Begin

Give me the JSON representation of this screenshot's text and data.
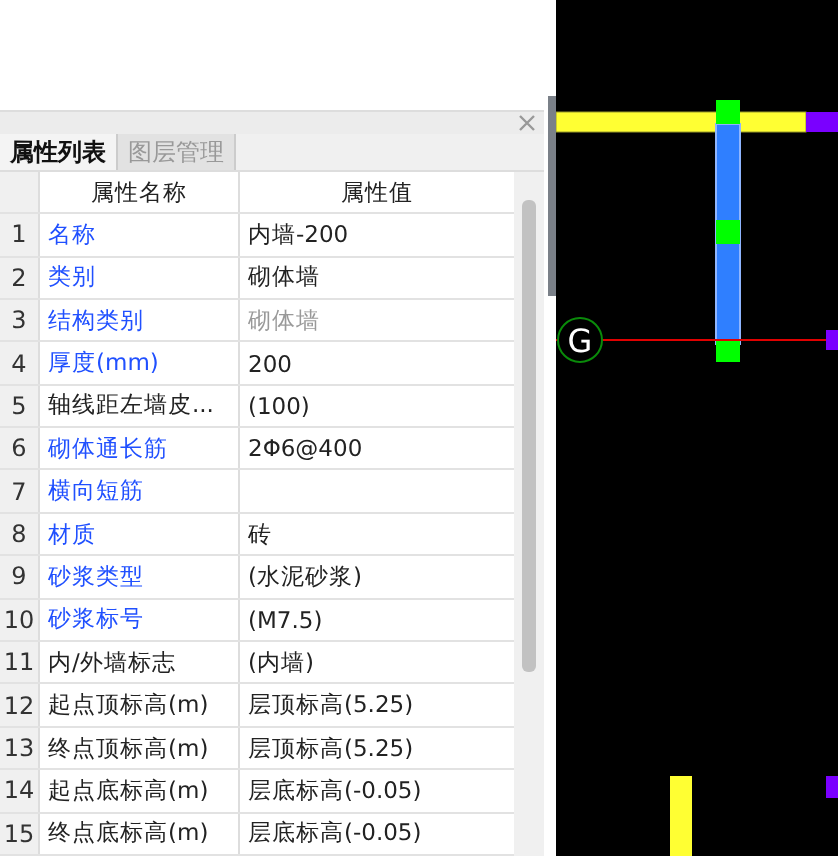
{
  "panel": {
    "tabs": [
      {
        "label": "属性列表",
        "selected": true
      },
      {
        "label": "图层管理",
        "selected": false
      }
    ],
    "columns": [
      "属性名称",
      "属性值"
    ],
    "rows": [
      {
        "index": "1",
        "name": "名称",
        "linked": true,
        "value": "内墙-200"
      },
      {
        "index": "2",
        "name": "类别",
        "linked": true,
        "value": "砌体墙"
      },
      {
        "index": "3",
        "name": "结构类别",
        "linked": true,
        "value": "砌体墙",
        "disabled": true
      },
      {
        "index": "4",
        "name": "厚度(mm)",
        "linked": true,
        "value": "200"
      },
      {
        "index": "5",
        "name": "轴线距左墙皮...",
        "linked": false,
        "value": "(100)"
      },
      {
        "index": "6",
        "name": "砌体通长筋",
        "linked": true,
        "value": "2Φ6@400"
      },
      {
        "index": "7",
        "name": "横向短筋",
        "linked": true
      },
      {
        "index": "8",
        "name": "材质",
        "linked": true,
        "value": "砖"
      },
      {
        "index": "9",
        "name": "砂浆类型",
        "linked": true,
        "value": "(水泥砂浆)"
      },
      {
        "index": "10",
        "name": "砂浆标号",
        "linked": true,
        "value": "(M7.5)"
      },
      {
        "index": "11",
        "name": "内/外墙标志",
        "linked": false,
        "value": "(内墙)"
      },
      {
        "index": "12",
        "name": "起点顶标高(m)",
        "linked": false,
        "value": "层顶标高(5.25)"
      },
      {
        "index": "13",
        "name": "终点顶标高(m)",
        "linked": false,
        "value": "层顶标高(5.25)"
      },
      {
        "index": "14",
        "name": "起点底标高(m)",
        "linked": false,
        "value": "层底标高(-0.05)"
      },
      {
        "index": "15",
        "name": "终点底标高(m)",
        "linked": false,
        "value": "层底标高(-0.05)"
      }
    ]
  },
  "canvas": {
    "axis_label": "G"
  }
}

End

◆ What you need to do:
Repeat all of the records verbatim, leaving out the pictures.

◆ Final answer:
Give me the JSON representation of this screenshot's text and data.
{
  "panel": {
    "tabs": [
      {
        "label": "属性列表",
        "selected": true
      },
      {
        "label": "图层管理",
        "selected": false
      }
    ],
    "columns": [
      "属性名称",
      "属性值"
    ],
    "rows": [
      {
        "index": "1",
        "name": "名称",
        "linked": true,
        "value": "内墙-200"
      },
      {
        "index": "2",
        "name": "类别",
        "linked": true,
        "value": "砌体墙"
      },
      {
        "index": "3",
        "name": "结构类别",
        "linked": true,
        "value": "砌体墙",
        "disabled": true
      },
      {
        "index": "4",
        "name": "厚度(mm)",
        "linked": true,
        "value": "200"
      },
      {
        "index": "5",
        "name": "轴线距左墙皮...",
        "linked": false,
        "value": "(100)"
      },
      {
        "index": "6",
        "name": "砌体通长筋",
        "linked": true,
        "value": "2Φ6@400"
      },
      {
        "index": "7",
        "name": "横向短筋",
        "linked": true
      },
      {
        "index": "8",
        "name": "材质",
        "linked": true,
        "value": "砖"
      },
      {
        "index": "9",
        "name": "砂浆类型",
        "linked": true,
        "value": "(水泥砂浆)"
      },
      {
        "index": "10",
        "name": "砂浆标号",
        "linked": true,
        "value": "(M7.5)"
      },
      {
        "index": "11",
        "name": "内/外墙标志",
        "linked": false,
        "value": "(内墙)"
      },
      {
        "index": "12",
        "name": "起点顶标高(m)",
        "linked": false,
        "value": "层顶标高(5.25)"
      },
      {
        "index": "13",
        "name": "终点顶标高(m)",
        "linked": false,
        "value": "层顶标高(5.25)"
      },
      {
        "index": "14",
        "name": "起点底标高(m)",
        "linked": false,
        "value": "层底标高(-0.05)"
      },
      {
        "index": "15",
        "name": "终点底标高(m)",
        "linked": false,
        "value": "层底标高(-0.05)"
      }
    ]
  },
  "canvas": {
    "axis_label": "G"
  }
}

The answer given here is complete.